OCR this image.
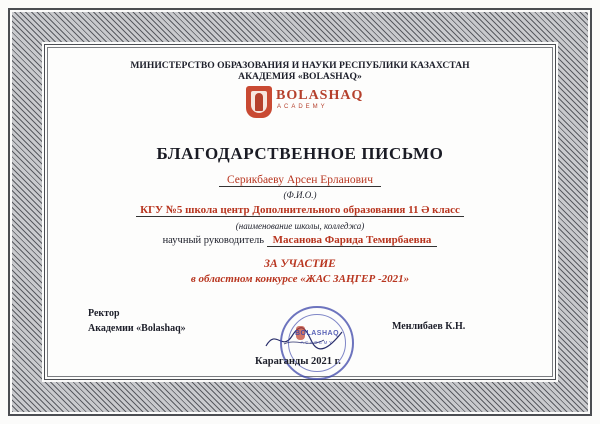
МИНИСТЕРСТВО ОБРАЗОВАНИЯ И НАУКИ РЕСПУБЛИКИ КАЗАХСТАН
АКАДЕМИЯ «BOLASHAQ»
BOLASHAQ
ACADEMY
БЛАГОДАРСТВЕННОЕ ПИСЬМО
Серикбаеву Арсен Ерланович
(Ф.И.О.)
КГУ №5 школа центр Дополнительного образования 11 Ә класс
(наименование школы, колледжа)
научный руководитель Масанова Фарида Темирбаевна
ЗА УЧАСТИЕ
в областном конкурсе «ЖАС ЗАҢГЕР -2021»
Ректор
Академии «Bolashaq»	BOLASHAQ
ACADEMY
Менлибаев К.Н.
Караганды 2021 г.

Your objective
Leave out the pictures and print each record exactly as it stands.

Full solution
OCR this image.
МИНИСТЕРСТВО ОБРАЗОВАНИЯ И НАУКИ РЕСПУБЛИКИ КАЗАХСТАН
АКАДЕМИЯ «BOLASHAQ»
BOLASHAQ
ACADEMY
БЛАГОДАРСТВЕННОЕ ПИСЬМО
Серикбаеву Арсен Ерланович
(Ф.И.О.)
КГУ №5 школа центр Дополнительного образования 11 Ә класс
(наименование школы, колледжа)
научный руководитель Масанова Фарида Темирбаевна
ЗА УЧАСТИЕ
в областном конкурсе «ЖАС ЗАҢГЕР -2021»
Ректор
Академии «Bolashaq»	BOLASHAQ
ACADEMY
Менлибаев К.Н.
Караганды 2021 г.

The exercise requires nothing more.